(Records from a data collection):
────
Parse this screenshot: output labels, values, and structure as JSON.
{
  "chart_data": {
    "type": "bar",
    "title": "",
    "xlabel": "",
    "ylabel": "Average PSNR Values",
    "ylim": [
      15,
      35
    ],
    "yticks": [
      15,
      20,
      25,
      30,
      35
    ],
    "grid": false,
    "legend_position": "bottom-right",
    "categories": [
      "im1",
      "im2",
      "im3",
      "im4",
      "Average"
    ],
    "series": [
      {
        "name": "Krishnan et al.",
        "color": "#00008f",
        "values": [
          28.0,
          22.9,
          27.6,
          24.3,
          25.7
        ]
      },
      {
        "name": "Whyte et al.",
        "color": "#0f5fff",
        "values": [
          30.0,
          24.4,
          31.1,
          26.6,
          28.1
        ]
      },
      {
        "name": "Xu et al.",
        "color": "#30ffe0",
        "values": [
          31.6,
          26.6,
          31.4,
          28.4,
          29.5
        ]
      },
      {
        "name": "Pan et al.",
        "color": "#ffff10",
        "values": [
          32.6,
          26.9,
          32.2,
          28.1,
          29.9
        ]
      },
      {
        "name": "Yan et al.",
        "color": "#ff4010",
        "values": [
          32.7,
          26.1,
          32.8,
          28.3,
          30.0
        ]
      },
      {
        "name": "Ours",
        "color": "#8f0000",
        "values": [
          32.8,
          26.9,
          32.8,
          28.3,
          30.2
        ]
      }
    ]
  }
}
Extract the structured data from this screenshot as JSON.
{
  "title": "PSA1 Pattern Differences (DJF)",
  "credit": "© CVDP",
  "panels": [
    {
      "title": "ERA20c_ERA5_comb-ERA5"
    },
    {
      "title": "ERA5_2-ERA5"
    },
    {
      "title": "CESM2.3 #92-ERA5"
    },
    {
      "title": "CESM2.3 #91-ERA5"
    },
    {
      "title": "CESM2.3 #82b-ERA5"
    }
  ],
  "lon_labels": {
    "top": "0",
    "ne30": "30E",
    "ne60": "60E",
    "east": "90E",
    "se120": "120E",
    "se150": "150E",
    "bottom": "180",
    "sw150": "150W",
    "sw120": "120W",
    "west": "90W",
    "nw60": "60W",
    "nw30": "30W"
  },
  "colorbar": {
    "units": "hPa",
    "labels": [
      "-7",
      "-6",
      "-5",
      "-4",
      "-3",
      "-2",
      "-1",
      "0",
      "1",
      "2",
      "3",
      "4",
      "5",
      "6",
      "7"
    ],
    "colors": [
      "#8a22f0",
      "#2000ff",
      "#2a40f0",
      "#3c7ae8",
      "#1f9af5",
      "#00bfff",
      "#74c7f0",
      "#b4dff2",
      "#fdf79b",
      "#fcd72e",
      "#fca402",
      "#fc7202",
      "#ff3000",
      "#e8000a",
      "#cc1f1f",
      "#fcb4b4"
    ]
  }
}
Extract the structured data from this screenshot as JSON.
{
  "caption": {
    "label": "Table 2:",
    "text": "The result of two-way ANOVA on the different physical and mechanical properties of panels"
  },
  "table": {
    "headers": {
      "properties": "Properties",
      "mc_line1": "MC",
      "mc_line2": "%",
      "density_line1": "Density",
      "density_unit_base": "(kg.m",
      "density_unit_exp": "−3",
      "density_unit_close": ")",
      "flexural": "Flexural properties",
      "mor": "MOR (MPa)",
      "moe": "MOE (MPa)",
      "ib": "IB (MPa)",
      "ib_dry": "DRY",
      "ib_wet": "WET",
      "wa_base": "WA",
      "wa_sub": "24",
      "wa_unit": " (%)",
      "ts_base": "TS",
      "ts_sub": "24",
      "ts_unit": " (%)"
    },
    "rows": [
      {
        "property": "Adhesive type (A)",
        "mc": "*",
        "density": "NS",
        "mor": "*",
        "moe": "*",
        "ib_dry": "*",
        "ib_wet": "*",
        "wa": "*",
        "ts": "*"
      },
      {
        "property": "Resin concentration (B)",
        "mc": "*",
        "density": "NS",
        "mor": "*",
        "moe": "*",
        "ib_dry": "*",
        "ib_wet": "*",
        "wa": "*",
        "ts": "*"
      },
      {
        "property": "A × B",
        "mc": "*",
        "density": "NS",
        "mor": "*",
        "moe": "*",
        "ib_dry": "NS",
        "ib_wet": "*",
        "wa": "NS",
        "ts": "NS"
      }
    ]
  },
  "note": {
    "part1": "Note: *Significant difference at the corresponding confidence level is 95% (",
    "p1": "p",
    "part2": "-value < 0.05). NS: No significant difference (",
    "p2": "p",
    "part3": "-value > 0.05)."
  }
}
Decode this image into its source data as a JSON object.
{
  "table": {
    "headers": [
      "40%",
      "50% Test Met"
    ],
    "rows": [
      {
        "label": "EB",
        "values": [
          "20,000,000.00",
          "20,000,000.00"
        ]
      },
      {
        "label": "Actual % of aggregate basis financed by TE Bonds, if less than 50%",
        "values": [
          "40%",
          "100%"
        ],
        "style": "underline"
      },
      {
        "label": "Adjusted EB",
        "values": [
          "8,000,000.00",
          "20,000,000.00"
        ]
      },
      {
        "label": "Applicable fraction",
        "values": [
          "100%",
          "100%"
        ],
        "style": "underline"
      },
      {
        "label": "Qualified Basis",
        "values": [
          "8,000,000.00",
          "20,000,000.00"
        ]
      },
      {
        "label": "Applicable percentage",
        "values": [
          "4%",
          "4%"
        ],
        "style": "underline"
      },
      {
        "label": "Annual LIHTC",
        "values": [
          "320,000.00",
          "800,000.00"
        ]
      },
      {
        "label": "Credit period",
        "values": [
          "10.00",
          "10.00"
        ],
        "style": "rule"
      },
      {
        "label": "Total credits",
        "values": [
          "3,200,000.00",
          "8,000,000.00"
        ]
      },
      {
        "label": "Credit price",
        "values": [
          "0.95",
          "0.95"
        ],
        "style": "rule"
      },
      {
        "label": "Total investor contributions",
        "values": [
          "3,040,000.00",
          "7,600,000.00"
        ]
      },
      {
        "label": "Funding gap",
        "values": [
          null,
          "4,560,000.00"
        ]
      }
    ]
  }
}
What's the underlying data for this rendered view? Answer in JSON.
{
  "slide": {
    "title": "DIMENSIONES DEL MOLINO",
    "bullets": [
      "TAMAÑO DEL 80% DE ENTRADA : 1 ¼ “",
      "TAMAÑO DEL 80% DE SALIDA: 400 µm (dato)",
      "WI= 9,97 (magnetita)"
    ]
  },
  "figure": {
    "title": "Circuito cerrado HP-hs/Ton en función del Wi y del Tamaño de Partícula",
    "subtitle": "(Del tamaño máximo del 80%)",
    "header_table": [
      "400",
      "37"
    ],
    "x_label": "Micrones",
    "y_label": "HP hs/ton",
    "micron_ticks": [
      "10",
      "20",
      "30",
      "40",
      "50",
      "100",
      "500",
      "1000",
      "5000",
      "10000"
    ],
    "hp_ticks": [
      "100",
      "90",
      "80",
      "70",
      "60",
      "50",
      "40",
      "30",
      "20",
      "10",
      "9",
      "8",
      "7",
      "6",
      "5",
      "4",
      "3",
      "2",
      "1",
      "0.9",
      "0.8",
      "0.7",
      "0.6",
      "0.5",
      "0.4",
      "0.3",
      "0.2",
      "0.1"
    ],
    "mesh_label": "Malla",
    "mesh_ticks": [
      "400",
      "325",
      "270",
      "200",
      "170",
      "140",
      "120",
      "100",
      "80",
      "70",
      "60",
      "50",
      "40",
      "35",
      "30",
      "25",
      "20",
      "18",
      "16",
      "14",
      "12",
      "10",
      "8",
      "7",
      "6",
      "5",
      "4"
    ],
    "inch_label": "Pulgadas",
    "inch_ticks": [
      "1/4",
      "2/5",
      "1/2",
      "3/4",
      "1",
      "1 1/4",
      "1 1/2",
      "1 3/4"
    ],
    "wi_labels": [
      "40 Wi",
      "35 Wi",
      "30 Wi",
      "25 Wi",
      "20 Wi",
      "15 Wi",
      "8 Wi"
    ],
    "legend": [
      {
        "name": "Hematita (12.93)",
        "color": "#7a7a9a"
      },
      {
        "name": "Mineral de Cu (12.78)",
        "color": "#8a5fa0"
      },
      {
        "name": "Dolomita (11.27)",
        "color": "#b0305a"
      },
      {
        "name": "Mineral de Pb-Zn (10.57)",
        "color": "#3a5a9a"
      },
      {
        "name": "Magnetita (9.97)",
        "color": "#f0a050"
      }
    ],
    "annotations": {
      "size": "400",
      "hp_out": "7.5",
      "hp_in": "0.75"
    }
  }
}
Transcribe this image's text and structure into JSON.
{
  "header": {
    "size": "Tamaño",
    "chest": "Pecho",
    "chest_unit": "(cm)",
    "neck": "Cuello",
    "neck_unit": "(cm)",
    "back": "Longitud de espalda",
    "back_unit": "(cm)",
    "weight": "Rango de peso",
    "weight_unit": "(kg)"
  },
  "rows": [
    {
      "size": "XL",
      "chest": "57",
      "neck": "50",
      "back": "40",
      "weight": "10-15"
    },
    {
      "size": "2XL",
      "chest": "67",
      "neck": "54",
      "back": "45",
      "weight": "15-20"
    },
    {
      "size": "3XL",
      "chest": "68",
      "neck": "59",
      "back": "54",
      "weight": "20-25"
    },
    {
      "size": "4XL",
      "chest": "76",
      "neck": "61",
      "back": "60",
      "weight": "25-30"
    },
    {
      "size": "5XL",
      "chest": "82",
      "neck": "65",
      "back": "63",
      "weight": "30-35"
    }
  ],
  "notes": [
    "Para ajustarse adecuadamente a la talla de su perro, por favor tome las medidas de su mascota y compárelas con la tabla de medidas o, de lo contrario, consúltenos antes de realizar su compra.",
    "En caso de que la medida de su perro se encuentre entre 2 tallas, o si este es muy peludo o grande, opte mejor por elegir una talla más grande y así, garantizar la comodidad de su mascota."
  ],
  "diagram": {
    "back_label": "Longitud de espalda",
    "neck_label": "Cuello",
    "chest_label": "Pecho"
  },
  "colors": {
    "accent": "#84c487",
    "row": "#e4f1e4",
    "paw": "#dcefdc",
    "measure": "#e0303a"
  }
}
────
(EXERCISE BRIEF): Return every line above that contains the word "panels".

(WRITTEN RESPONSE):
  "panels": [
    "text": "The result of two-way ANOVA on the different physical and mechanical properties of panels"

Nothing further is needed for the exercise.